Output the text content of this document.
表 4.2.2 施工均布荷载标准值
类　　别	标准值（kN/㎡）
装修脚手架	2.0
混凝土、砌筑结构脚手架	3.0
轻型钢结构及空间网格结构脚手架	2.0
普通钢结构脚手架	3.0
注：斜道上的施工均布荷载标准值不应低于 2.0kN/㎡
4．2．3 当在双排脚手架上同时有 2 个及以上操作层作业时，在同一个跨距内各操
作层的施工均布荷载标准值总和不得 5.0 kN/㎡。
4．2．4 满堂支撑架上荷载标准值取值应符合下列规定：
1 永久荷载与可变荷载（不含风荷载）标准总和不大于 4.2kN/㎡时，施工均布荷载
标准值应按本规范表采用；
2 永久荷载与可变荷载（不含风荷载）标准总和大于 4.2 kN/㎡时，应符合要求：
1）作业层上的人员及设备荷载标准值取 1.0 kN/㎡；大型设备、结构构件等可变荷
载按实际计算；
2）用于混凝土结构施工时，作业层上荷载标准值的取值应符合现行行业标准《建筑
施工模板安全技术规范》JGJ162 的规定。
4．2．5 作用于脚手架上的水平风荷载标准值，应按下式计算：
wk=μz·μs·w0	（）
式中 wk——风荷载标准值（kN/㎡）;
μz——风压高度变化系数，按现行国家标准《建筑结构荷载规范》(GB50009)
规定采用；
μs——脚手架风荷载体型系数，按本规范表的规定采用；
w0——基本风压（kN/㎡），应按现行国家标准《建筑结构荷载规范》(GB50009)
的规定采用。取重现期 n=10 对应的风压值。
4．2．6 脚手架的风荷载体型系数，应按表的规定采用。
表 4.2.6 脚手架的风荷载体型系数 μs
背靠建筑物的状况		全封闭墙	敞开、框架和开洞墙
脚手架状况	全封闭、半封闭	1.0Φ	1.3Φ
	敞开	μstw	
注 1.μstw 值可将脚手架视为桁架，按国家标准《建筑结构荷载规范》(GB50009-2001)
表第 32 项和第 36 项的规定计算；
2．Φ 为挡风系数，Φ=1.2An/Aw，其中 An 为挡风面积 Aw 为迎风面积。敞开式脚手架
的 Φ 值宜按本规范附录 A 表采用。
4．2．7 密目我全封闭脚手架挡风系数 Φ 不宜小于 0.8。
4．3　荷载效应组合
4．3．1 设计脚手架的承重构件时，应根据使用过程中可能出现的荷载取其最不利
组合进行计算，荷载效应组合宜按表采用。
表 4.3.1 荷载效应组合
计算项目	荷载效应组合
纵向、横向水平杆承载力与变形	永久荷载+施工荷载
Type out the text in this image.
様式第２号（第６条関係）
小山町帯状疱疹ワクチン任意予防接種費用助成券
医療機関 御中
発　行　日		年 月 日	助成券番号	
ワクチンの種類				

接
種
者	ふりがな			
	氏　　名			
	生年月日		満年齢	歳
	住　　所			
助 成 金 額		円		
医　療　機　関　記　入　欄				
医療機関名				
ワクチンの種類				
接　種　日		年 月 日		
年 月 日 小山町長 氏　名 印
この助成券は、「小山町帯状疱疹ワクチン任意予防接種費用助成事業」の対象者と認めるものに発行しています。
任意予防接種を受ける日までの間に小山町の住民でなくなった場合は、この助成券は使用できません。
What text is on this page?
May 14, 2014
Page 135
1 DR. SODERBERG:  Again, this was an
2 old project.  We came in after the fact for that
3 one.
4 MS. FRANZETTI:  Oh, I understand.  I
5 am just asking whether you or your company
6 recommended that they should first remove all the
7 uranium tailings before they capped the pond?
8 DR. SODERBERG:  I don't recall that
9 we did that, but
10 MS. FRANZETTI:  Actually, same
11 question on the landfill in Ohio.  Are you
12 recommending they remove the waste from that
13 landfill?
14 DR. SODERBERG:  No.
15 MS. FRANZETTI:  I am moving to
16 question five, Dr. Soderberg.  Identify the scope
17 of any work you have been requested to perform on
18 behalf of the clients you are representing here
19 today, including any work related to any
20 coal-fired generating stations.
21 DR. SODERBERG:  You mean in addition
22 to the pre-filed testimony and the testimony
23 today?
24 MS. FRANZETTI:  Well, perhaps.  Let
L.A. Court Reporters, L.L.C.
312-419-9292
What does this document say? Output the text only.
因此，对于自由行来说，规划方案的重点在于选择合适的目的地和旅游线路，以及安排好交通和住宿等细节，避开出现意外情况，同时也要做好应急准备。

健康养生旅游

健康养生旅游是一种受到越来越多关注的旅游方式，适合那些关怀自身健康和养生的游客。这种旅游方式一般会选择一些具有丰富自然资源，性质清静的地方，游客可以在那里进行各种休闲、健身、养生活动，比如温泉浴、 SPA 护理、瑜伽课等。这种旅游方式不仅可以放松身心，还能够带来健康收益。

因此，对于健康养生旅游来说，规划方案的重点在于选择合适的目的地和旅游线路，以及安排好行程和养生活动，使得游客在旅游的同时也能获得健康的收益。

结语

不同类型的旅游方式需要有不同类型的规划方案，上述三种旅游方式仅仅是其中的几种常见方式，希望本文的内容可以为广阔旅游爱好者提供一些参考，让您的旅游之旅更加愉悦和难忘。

-- PROBLEM TO WORK ON --
Reproduce the records above exactly as they appear.

-- CORRECT RESPONSE --
Output the text content of this document.
表 4.2.2 施工均布荷载标准值
类　　别	标准值（kN/㎡）
装修脚手架	2.0
混凝土、砌筑结构脚手架	3.0
轻型钢结构及空间网格结构脚手架	2.0
普通钢结构脚手架	3.0
注：斜道上的施工均布荷载标准值不应低于 2.0kN/㎡
4．2．3 当在双排脚手架上同时有 2 个及以上操作层作业时，在同一个跨距内各操
作层的施工均布荷载标准值总和不得 5.0 kN/㎡。
4．2．4 满堂支撑架上荷载标准值取值应符合下列规定：
1 永久荷载与可变荷载（不含风荷载）标准总和不大于 4.2kN/㎡时，施工均布荷载
标准值应按本规范表采用；
2 永久荷载与可变荷载（不含风荷载）标准总和大于 4.2 kN/㎡时，应符合要求：
1）作业层上的人员及设备荷载标准值取 1.0 kN/㎡；大型设备、结构构件等可变荷
载按实际计算；
2）用于混凝土结构施工时，作业层上荷载标准值的取值应符合现行行业标准《建筑
施工模板安全技术规范》JGJ162 的规定。
4．2．5 作用于脚手架上的水平风荷载标准值，应按下式计算：
wk=μz·μs·w0	（）
式中 wk——风荷载标准值（kN/㎡）;
μz——风压高度变化系数，按现行国家标准《建筑结构荷载规范》(GB50009)
规定采用；
μs——脚手架风荷载体型系数，按本规范表的规定采用；
w0——基本风压（kN/㎡），应按现行国家标准《建筑结构荷载规范》(GB50009)
的规定采用。取重现期 n=10 对应的风压值。
4．2．6 脚手架的风荷载体型系数，应按表的规定采用。
表 4.2.6 脚手架的风荷载体型系数 μs
背靠建筑物的状况		全封闭墙	敞开、框架和开洞墙
脚手架状况	全封闭、半封闭	1.0Φ	1.3Φ
	敞开	μstw	
注 1.μstw 值可将脚手架视为桁架，按国家标准《建筑结构荷载规范》(GB50009-2001)
表第 32 项和第 36 项的规定计算；
2．Φ 为挡风系数，Φ=1.2An/Aw，其中 An 为挡风面积 Aw 为迎风面积。敞开式脚手架
的 Φ 值宜按本规范附录 A 表采用。
4．2．7 密目我全封闭脚手架挡风系数 Φ 不宜小于 0.8。
4．3　荷载效应组合
4．3．1 设计脚手架的承重构件时，应根据使用过程中可能出现的荷载取其最不利
组合进行计算，荷载效应组合宜按表采用。
表 4.3.1 荷载效应组合
计算项目	荷载效应组合
纵向、横向水平杆承载力与变形	永久荷载+施工荷载
Type out the text in this image.
様式第２号（第６条関係）
小山町帯状疱疹ワクチン任意予防接種費用助成券
医療機関 御中
発　行　日		年 月 日	助成券番号	
ワクチンの種類				

接
種
者	ふりがな			
	氏　　名			
	生年月日		満年齢	歳
	住　　所			
助 成 金 額		円		
医　療　機　関　記　入　欄				
医療機関名				
ワクチンの種類				
接　種　日		年 月 日		
年 月 日 小山町長 氏　名 印
この助成券は、「小山町帯状疱疹ワクチン任意予防接種費用助成事業」の対象者と認めるものに発行しています。
任意予防接種を受ける日までの間に小山町の住民でなくなった場合は、この助成券は使用できません。
What text is on this page?
May 14, 2014
Page 135
1 DR. SODERBERG:  Again, this was an
2 old project.  We came in after the fact for that
3 one.
4 MS. FRANZETTI:  Oh, I understand.  I
5 am just asking whether you or your company
6 recommended that they should first remove all the
7 uranium tailings before they capped the pond?
8 DR. SODERBERG:  I don't recall that
9 we did that, but
10 MS. FRANZETTI:  Actually, same
11 question on the landfill in Ohio.  Are you
12 recommending they remove the waste from that
13 landfill?
14 DR. SODERBERG:  No.
15 MS. FRANZETTI:  I am moving to
16 question five, Dr. Soderberg.  Identify the scope
17 of any work you have been requested to perform on
18 behalf of the clients you are representing here
19 today, including any work related to any
20 coal-fired generating stations.
21 DR. SODERBERG:  You mean in addition
22 to the pre-filed testimony and the testimony
23 today?
24 MS. FRANZETTI:  Well, perhaps.  Let
L.A. Court Reporters, L.L.C.
312-419-9292
What does this document say? Output the text only.
因此，对于自由行来说，规划方案的重点在于选择合适的目的地和旅游线路，以及安排好交通和住宿等细节，避开出现意外情况，同时也要做好应急准备。

健康养生旅游

健康养生旅游是一种受到越来越多关注的旅游方式，适合那些关怀自身健康和养生的游客。这种旅游方式一般会选择一些具有丰富自然资源，性质清静的地方，游客可以在那里进行各种休闲、健身、养生活动，比如温泉浴、 SPA 护理、瑜伽课等。这种旅游方式不仅可以放松身心，还能够带来健康收益。

因此，对于健康养生旅游来说，规划方案的重点在于选择合适的目的地和旅游线路，以及安排好行程和养生活动，使得游客在旅游的同时也能获得健康的收益。

结语

不同类型的旅游方式需要有不同类型的规划方案，上述三种旅游方式仅仅是其中的几种常见方式，希望本文的内容可以为广阔旅游爱好者提供一些参考，让您的旅游之旅更加愉悦和难忘。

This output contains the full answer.